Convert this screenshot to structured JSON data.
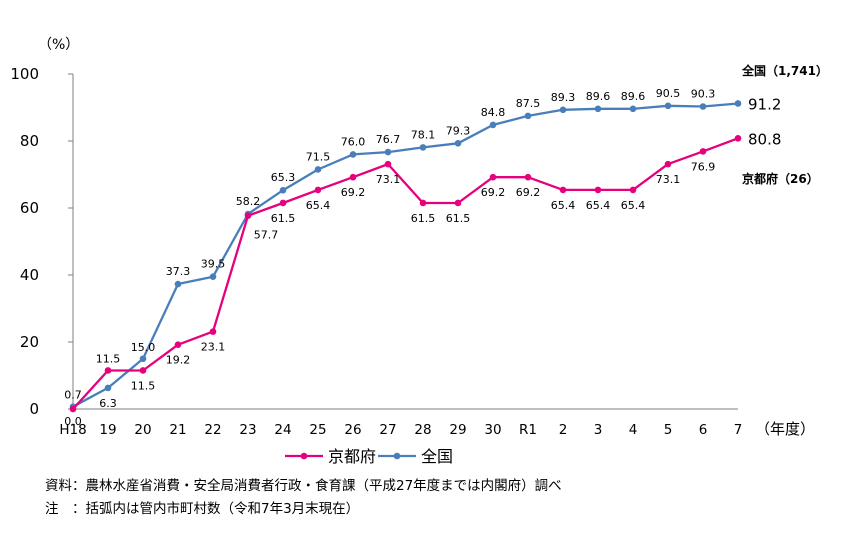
{
  "chart_data": {
    "type": "line",
    "categories": [
      "H18",
      "19",
      "20",
      "21",
      "22",
      "23",
      "24",
      "25",
      "26",
      "27",
      "28",
      "29",
      "30",
      "R1",
      "2",
      "3",
      "4",
      "5",
      "6",
      "7"
    ],
    "series": [
      {
        "name": "京都府",
        "color": "#e6007e",
        "values": [
          0.0,
          11.5,
          11.5,
          19.2,
          23.1,
          57.7,
          61.5,
          65.4,
          69.2,
          73.1,
          61.5,
          61.5,
          69.2,
          69.2,
          65.4,
          65.4,
          65.4,
          73.1,
          76.9,
          80.8
        ]
      },
      {
        "name": "全国",
        "color": "#4a7ebb",
        "values": [
          0.7,
          6.3,
          15.0,
          37.3,
          39.5,
          58.2,
          65.3,
          71.5,
          76.0,
          76.7,
          78.1,
          79.3,
          84.8,
          87.5,
          89.3,
          89.6,
          89.6,
          90.5,
          90.3,
          91.2
        ]
      }
    ],
    "value_labels": {
      "京都府": [
        "0.0",
        "11.5",
        "11.5",
        "19.2",
        "23.1",
        "57.7",
        "61.5",
        "65.4",
        "69.2",
        "73.1",
        "61.5",
        "61.5",
        "69.2",
        "69.2",
        "65.4",
        "65.4",
        "65.4",
        "73.1",
        "76.9",
        "80.8"
      ],
      "全国": [
        "0.7",
        "6.3",
        "15.0",
        "37.3",
        "39.5",
        "58.2",
        "65.3",
        "71.5",
        "76.0",
        "76.7",
        "78.1",
        "79.3",
        "84.8",
        "87.5",
        "89.3",
        "89.6",
        "89.6",
        "90.5",
        "90.3",
        "91.2"
      ]
    },
    "ylim": [
      0,
      100
    ],
    "yticks": [
      0,
      20,
      40,
      60,
      80,
      100
    ],
    "ylabel": "（%）",
    "xlabel": "（年度）",
    "end_labels": {
      "全国": "全国（1,741）",
      "京都府": "京都府（26）"
    },
    "legend_position": "bottom",
    "grid": false
  },
  "notes": {
    "source": "資料：農林水産省消費・安全局消費者行政・食育課（平成27年度までは内閣府）調べ",
    "note": "注　：括弧内は管内市町村数（令和7年3月末現在）"
  }
}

- - - -

Return each line from the material above exactly, but not the pictures.

Convert this screenshot to structured JSON data.
{
  "chart_data": {
    "type": "line",
    "categories": [
      "H18",
      "19",
      "20",
      "21",
      "22",
      "23",
      "24",
      "25",
      "26",
      "27",
      "28",
      "29",
      "30",
      "R1",
      "2",
      "3",
      "4",
      "5",
      "6",
      "7"
    ],
    "series": [
      {
        "name": "京都府",
        "color": "#e6007e",
        "values": [
          0.0,
          11.5,
          11.5,
          19.2,
          23.1,
          57.7,
          61.5,
          65.4,
          69.2,
          73.1,
          61.5,
          61.5,
          69.2,
          69.2,
          65.4,
          65.4,
          65.4,
          73.1,
          76.9,
          80.8
        ]
      },
      {
        "name": "全国",
        "color": "#4a7ebb",
        "values": [
          0.7,
          6.3,
          15.0,
          37.3,
          39.5,
          58.2,
          65.3,
          71.5,
          76.0,
          76.7,
          78.1,
          79.3,
          84.8,
          87.5,
          89.3,
          89.6,
          89.6,
          90.5,
          90.3,
          91.2
        ]
      }
    ],
    "value_labels": {
      "京都府": [
        "0.0",
        "11.5",
        "11.5",
        "19.2",
        "23.1",
        "57.7",
        "61.5",
        "65.4",
        "69.2",
        "73.1",
        "61.5",
        "61.5",
        "69.2",
        "69.2",
        "65.4",
        "65.4",
        "65.4",
        "73.1",
        "76.9",
        "80.8"
      ],
      "全国": [
        "0.7",
        "6.3",
        "15.0",
        "37.3",
        "39.5",
        "58.2",
        "65.3",
        "71.5",
        "76.0",
        "76.7",
        "78.1",
        "79.3",
        "84.8",
        "87.5",
        "89.3",
        "89.6",
        "89.6",
        "90.5",
        "90.3",
        "91.2"
      ]
    },
    "ylim": [
      0,
      100
    ],
    "yticks": [
      0,
      20,
      40,
      60,
      80,
      100
    ],
    "ylabel": "（%）",
    "xlabel": "（年度）",
    "end_labels": {
      "全国": "全国（1,741）",
      "京都府": "京都府（26）"
    },
    "legend_position": "bottom",
    "grid": false
  },
  "notes": {
    "source": "資料：農林水産省消費・安全局消費者行政・食育課（平成27年度までは内閣府）調べ",
    "note": "注　：括弧内は管内市町村数（令和7年3月末現在）"
  }
}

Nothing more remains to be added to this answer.